◆ Exercise brief
Give the listing again in full, exactly as written.

◆ Supplied material
_ _ _

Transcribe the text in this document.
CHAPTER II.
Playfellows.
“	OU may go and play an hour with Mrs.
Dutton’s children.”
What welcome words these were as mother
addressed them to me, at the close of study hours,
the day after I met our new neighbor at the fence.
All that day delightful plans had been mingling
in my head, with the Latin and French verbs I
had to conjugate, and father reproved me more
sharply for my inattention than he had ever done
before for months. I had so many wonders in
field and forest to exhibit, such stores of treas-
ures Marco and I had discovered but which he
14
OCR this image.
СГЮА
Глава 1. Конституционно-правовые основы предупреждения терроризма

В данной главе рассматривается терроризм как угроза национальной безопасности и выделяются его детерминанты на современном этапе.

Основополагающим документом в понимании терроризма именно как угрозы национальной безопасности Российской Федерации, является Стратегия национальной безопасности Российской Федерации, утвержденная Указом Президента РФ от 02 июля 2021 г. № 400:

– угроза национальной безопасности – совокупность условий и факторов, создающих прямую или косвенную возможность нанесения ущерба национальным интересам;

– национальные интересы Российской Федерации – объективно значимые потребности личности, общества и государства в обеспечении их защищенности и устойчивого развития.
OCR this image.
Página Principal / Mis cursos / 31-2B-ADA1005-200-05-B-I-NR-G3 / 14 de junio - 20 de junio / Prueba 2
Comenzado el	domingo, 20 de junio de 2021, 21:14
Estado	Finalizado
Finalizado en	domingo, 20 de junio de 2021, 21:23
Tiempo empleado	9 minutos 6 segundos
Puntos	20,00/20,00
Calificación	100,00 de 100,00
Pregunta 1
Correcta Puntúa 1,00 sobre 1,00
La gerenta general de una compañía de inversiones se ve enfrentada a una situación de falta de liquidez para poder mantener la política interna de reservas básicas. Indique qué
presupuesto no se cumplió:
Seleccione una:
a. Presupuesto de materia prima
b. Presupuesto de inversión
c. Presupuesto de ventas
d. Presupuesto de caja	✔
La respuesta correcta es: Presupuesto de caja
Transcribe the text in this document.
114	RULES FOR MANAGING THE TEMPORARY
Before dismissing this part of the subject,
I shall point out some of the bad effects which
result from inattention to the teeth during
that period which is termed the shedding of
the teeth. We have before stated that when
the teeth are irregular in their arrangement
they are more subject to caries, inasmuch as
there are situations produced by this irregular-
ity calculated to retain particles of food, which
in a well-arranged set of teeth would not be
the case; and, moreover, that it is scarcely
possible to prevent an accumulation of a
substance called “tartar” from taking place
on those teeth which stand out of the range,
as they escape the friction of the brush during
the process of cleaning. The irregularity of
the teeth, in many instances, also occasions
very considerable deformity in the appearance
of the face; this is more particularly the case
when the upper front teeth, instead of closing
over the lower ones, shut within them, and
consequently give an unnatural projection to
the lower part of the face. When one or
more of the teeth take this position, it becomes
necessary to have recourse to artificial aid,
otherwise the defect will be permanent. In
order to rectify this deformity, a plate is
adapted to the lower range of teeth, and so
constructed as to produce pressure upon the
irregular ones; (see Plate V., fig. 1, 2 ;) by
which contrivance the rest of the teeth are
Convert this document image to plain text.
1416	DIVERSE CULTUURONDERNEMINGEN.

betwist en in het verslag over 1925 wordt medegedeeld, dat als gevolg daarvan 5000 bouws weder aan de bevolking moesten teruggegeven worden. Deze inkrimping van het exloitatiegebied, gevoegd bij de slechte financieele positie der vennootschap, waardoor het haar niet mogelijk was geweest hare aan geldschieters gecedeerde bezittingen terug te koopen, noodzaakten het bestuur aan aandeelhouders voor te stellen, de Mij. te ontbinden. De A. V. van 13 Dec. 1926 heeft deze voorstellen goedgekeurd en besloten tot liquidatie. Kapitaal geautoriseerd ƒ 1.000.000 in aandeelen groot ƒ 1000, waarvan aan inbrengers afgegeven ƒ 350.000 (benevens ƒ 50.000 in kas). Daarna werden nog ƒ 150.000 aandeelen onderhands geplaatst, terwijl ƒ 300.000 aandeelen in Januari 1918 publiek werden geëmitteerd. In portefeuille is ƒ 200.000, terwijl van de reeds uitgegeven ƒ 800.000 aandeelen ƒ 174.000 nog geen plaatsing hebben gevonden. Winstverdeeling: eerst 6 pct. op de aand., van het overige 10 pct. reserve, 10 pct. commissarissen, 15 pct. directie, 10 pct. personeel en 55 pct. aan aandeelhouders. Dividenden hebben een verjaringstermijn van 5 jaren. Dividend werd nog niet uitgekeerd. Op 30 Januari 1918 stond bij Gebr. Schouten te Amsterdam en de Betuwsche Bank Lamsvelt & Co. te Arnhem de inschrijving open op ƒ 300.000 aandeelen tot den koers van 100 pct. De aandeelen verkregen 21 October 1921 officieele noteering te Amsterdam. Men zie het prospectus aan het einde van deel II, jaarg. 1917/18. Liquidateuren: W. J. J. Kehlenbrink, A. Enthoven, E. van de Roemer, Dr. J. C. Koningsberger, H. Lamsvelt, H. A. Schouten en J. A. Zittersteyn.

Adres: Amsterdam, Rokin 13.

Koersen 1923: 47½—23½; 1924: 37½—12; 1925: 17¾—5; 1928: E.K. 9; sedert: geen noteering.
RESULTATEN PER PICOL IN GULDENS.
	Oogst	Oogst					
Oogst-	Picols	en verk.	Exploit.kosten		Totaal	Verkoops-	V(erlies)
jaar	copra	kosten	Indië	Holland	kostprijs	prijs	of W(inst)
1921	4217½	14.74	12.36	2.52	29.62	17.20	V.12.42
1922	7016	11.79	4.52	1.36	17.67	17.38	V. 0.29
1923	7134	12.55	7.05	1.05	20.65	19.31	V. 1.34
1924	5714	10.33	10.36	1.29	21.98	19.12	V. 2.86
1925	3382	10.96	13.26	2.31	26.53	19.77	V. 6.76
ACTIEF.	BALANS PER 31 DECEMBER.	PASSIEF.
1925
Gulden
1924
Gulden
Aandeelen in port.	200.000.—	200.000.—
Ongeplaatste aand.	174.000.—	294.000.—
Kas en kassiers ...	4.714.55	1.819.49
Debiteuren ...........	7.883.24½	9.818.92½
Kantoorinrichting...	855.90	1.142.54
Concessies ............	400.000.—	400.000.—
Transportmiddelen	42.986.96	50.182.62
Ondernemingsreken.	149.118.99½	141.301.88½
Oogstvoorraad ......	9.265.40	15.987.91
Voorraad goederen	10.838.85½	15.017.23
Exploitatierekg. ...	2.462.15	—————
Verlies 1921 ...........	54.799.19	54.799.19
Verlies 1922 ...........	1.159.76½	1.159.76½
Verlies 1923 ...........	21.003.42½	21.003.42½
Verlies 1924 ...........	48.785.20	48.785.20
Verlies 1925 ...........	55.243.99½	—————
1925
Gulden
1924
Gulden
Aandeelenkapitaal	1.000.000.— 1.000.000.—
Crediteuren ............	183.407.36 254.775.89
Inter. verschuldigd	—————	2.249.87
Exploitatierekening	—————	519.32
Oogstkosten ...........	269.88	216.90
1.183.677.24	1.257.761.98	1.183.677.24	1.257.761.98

_ _ _

◆ Full answer
Transcribe the text in this document.
CHAPTER II.
Playfellows.
“	OU may go and play an hour with Mrs.
Dutton’s children.”
What welcome words these were as mother
addressed them to me, at the close of study hours,
the day after I met our new neighbor at the fence.
All that day delightful plans had been mingling
in my head, with the Latin and French verbs I
had to conjugate, and father reproved me more
sharply for my inattention than he had ever done
before for months. I had so many wonders in
field and forest to exhibit, such stores of treas-
ures Marco and I had discovered but which he
14
OCR this image.
СГЮА
Глава 1. Конституционно-правовые основы предупреждения терроризма

В данной главе рассматривается терроризм как угроза национальной безопасности и выделяются его детерминанты на современном этапе.

Основополагающим документом в понимании терроризма именно как угрозы национальной безопасности Российской Федерации, является Стратегия национальной безопасности Российской Федерации, утвержденная Указом Президента РФ от 02 июля 2021 г. № 400:

– угроза национальной безопасности – совокупность условий и факторов, создающих прямую или косвенную возможность нанесения ущерба национальным интересам;

– национальные интересы Российской Федерации – объективно значимые потребности личности, общества и государства в обеспечении их защищенности и устойчивого развития.
OCR this image.
Página Principal / Mis cursos / 31-2B-ADA1005-200-05-B-I-NR-G3 / 14 de junio - 20 de junio / Prueba 2
Comenzado el	domingo, 20 de junio de 2021, 21:14
Estado	Finalizado
Finalizado en	domingo, 20 de junio de 2021, 21:23
Tiempo empleado	9 minutos 6 segundos
Puntos	20,00/20,00
Calificación	100,00 de 100,00
Pregunta 1
Correcta Puntúa 1,00 sobre 1,00
La gerenta general de una compañía de inversiones se ve enfrentada a una situación de falta de liquidez para poder mantener la política interna de reservas básicas. Indique qué
presupuesto no se cumplió:
Seleccione una:
a. Presupuesto de materia prima
b. Presupuesto de inversión
c. Presupuesto de ventas
d. Presupuesto de caja	✔
La respuesta correcta es: Presupuesto de caja
Transcribe the text in this document.
114	RULES FOR MANAGING THE TEMPORARY
Before dismissing this part of the subject,
I shall point out some of the bad effects which
result from inattention to the teeth during
that period which is termed the shedding of
the teeth. We have before stated that when
the teeth are irregular in their arrangement
they are more subject to caries, inasmuch as
there are situations produced by this irregular-
ity calculated to retain particles of food, which
in a well-arranged set of teeth would not be
the case; and, moreover, that it is scarcely
possible to prevent an accumulation of a
substance called “tartar” from taking place
on those teeth which stand out of the range,
as they escape the friction of the brush during
the process of cleaning. The irregularity of
the teeth, in many instances, also occasions
very considerable deformity in the appearance
of the face; this is more particularly the case
when the upper front teeth, instead of closing
over the lower ones, shut within them, and
consequently give an unnatural projection to
the lower part of the face. When one or
more of the teeth take this position, it becomes
necessary to have recourse to artificial aid,
otherwise the defect will be permanent. In
order to rectify this deformity, a plate is
adapted to the lower range of teeth, and so
constructed as to produce pressure upon the
irregular ones; (see Plate V., fig. 1, 2 ;) by
which contrivance the rest of the teeth are
Convert this document image to plain text.
1416	DIVERSE CULTUURONDERNEMINGEN.

betwist en in het verslag over 1925 wordt medegedeeld, dat als gevolg daarvan 5000 bouws weder aan de bevolking moesten teruggegeven worden. Deze inkrimping van het exloitatiegebied, gevoegd bij de slechte financieele positie der vennootschap, waardoor het haar niet mogelijk was geweest hare aan geldschieters gecedeerde bezittingen terug te koopen, noodzaakten het bestuur aan aandeelhouders voor te stellen, de Mij. te ontbinden. De A. V. van 13 Dec. 1926 heeft deze voorstellen goedgekeurd en besloten tot liquidatie. Kapitaal geautoriseerd ƒ 1.000.000 in aandeelen groot ƒ 1000, waarvan aan inbrengers afgegeven ƒ 350.000 (benevens ƒ 50.000 in kas). Daarna werden nog ƒ 150.000 aandeelen onderhands geplaatst, terwijl ƒ 300.000 aandeelen in Januari 1918 publiek werden geëmitteerd. In portefeuille is ƒ 200.000, terwijl van de reeds uitgegeven ƒ 800.000 aandeelen ƒ 174.000 nog geen plaatsing hebben gevonden. Winstverdeeling: eerst 6 pct. op de aand., van het overige 10 pct. reserve, 10 pct. commissarissen, 15 pct. directie, 10 pct. personeel en 55 pct. aan aandeelhouders. Dividenden hebben een verjaringstermijn van 5 jaren. Dividend werd nog niet uitgekeerd. Op 30 Januari 1918 stond bij Gebr. Schouten te Amsterdam en de Betuwsche Bank Lamsvelt & Co. te Arnhem de inschrijving open op ƒ 300.000 aandeelen tot den koers van 100 pct. De aandeelen verkregen 21 October 1921 officieele noteering te Amsterdam. Men zie het prospectus aan het einde van deel II, jaarg. 1917/18. Liquidateuren: W. J. J. Kehlenbrink, A. Enthoven, E. van de Roemer, Dr. J. C. Koningsberger, H. Lamsvelt, H. A. Schouten en J. A. Zittersteyn.

Adres: Amsterdam, Rokin 13.

Koersen 1923: 47½—23½; 1924: 37½—12; 1925: 17¾—5; 1928: E.K. 9; sedert: geen noteering.
RESULTATEN PER PICOL IN GULDENS.
	Oogst	Oogst					
Oogst-	Picols	en verk.	Exploit.kosten		Totaal	Verkoops-	V(erlies)
jaar	copra	kosten	Indië	Holland	kostprijs	prijs	of W(inst)
1921	4217½	14.74	12.36	2.52	29.62	17.20	V.12.42
1922	7016	11.79	4.52	1.36	17.67	17.38	V. 0.29
1923	7134	12.55	7.05	1.05	20.65	19.31	V. 1.34
1924	5714	10.33	10.36	1.29	21.98	19.12	V. 2.86
1925	3382	10.96	13.26	2.31	26.53	19.77	V. 6.76
ACTIEF.	BALANS PER 31 DECEMBER.	PASSIEF.
1925
Gulden
1924
Gulden
Aandeelen in port.	200.000.—	200.000.—
Ongeplaatste aand.	174.000.—	294.000.—
Kas en kassiers ...	4.714.55	1.819.49
Debiteuren ...........	7.883.24½	9.818.92½
Kantoorinrichting...	855.90	1.142.54
Concessies ............	400.000.—	400.000.—
Transportmiddelen	42.986.96	50.182.62
Ondernemingsreken.	149.118.99½	141.301.88½
Oogstvoorraad ......	9.265.40	15.987.91
Voorraad goederen	10.838.85½	15.017.23
Exploitatierekg. ...	2.462.15	—————
Verlies 1921 ...........	54.799.19	54.799.19
Verlies 1922 ...........	1.159.76½	1.159.76½
Verlies 1923 ...........	21.003.42½	21.003.42½
Verlies 1924 ...........	48.785.20	48.785.20
Verlies 1925 ...........	55.243.99½	—————
1925
Gulden
1924
Gulden
Aandeelenkapitaal	1.000.000.— 1.000.000.—
Crediteuren ............	183.407.36 254.775.89
Inter. verschuldigd	—————	2.249.87
Exploitatierekening	—————	519.32
Oogstkosten ...........	269.88	216.90
1.183.677.24	1.257.761.98	1.183.677.24	1.257.761.98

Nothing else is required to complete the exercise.